### Requirement
Quote the listing below in its entirety.
----------
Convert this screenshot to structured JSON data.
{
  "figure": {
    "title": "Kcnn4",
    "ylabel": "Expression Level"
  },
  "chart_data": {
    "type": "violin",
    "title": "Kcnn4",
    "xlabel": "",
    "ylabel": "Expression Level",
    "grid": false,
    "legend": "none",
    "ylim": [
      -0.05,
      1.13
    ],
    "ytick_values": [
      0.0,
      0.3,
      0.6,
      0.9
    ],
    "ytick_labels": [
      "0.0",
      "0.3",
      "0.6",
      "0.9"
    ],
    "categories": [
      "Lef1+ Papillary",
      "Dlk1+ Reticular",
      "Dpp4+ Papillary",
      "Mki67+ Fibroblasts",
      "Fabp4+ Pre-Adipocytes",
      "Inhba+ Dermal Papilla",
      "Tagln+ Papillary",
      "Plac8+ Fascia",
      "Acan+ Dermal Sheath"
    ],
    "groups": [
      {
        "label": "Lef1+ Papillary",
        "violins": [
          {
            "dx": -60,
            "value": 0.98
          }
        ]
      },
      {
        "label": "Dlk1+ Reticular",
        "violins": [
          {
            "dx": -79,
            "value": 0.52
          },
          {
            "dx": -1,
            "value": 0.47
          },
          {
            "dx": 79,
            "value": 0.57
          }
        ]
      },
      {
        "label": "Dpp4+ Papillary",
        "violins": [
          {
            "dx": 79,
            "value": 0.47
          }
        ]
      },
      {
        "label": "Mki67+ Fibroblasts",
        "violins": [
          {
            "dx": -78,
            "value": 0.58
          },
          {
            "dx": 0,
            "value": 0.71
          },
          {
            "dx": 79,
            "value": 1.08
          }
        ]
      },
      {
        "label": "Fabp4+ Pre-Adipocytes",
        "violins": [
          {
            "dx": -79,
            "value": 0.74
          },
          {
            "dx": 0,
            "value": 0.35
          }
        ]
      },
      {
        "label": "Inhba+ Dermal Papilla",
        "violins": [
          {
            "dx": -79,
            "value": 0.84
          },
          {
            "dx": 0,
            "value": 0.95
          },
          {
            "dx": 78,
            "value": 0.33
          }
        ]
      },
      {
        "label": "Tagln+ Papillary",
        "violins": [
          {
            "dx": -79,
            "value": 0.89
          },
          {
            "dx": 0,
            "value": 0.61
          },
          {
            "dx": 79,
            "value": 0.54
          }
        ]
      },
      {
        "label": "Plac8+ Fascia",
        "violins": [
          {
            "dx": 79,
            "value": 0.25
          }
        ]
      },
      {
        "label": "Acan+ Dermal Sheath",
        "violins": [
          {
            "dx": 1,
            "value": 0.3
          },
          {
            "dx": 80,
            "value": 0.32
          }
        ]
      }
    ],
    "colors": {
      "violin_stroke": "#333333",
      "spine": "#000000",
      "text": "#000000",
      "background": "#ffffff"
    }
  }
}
----------
### Full solution
Convert this screenshot to structured JSON data.
{
  "figure": {
    "title": "Kcnn4",
    "ylabel": "Expression Level"
  },
  "chart_data": {
    "type": "violin",
    "title": "Kcnn4",
    "xlabel": "",
    "ylabel": "Expression Level",
    "grid": false,
    "legend": "none",
    "ylim": [
      -0.05,
      1.13
    ],
    "ytick_values": [
      0.0,
      0.3,
      0.6,
      0.9
    ],
    "ytick_labels": [
      "0.0",
      "0.3",
      "0.6",
      "0.9"
    ],
    "categories": [
      "Lef1+ Papillary",
      "Dlk1+ Reticular",
      "Dpp4+ Papillary",
      "Mki67+ Fibroblasts",
      "Fabp4+ Pre-Adipocytes",
      "Inhba+ Dermal Papilla",
      "Tagln+ Papillary",
      "Plac8+ Fascia",
      "Acan+ Dermal Sheath"
    ],
    "groups": [
      {
        "label": "Lef1+ Papillary",
        "violins": [
          {
            "dx": -60,
            "value": 0.98
          }
        ]
      },
      {
        "label": "Dlk1+ Reticular",
        "violins": [
          {
            "dx": -79,
            "value": 0.52
          },
          {
            "dx": -1,
            "value": 0.47
          },
          {
            "dx": 79,
            "value": 0.57
          }
        ]
      },
      {
        "label": "Dpp4+ Papillary",
        "violins": [
          {
            "dx": 79,
            "value": 0.47
          }
        ]
      },
      {
        "label": "Mki67+ Fibroblasts",
        "violins": [
          {
            "dx": -78,
            "value": 0.58
          },
          {
            "dx": 0,
            "value": 0.71
          },
          {
            "dx": 79,
            "value": 1.08
          }
        ]
      },
      {
        "label": "Fabp4+ Pre-Adipocytes",
        "violins": [
          {
            "dx": -79,
            "value": 0.74
          },
          {
            "dx": 0,
            "value": 0.35
          }
        ]
      },
      {
        "label": "Inhba+ Dermal Papilla",
        "violins": [
          {
            "dx": -79,
            "value": 0.84
          },
          {
            "dx": 0,
            "value": 0.95
          },
          {
            "dx": 78,
            "value": 0.33
          }
        ]
      },
      {
        "label": "Tagln+ Papillary",
        "violins": [
          {
            "dx": -79,
            "value": 0.89
          },
          {
            "dx": 0,
            "value": 0.61
          },
          {
            "dx": 79,
            "value": 0.54
          }
        ]
      },
      {
        "label": "Plac8+ Fascia",
        "violins": [
          {
            "dx": 79,
            "value": 0.25
          }
        ]
      },
      {
        "label": "Acan+ Dermal Sheath",
        "violins": [
          {
            "dx": 1,
            "value": 0.3
          },
          {
            "dx": 80,
            "value": 0.32
          }
        ]
      }
    ],
    "colors": {
      "violin_stroke": "#333333",
      "spine": "#000000",
      "text": "#000000",
      "background": "#ffffff"
    }
  }
}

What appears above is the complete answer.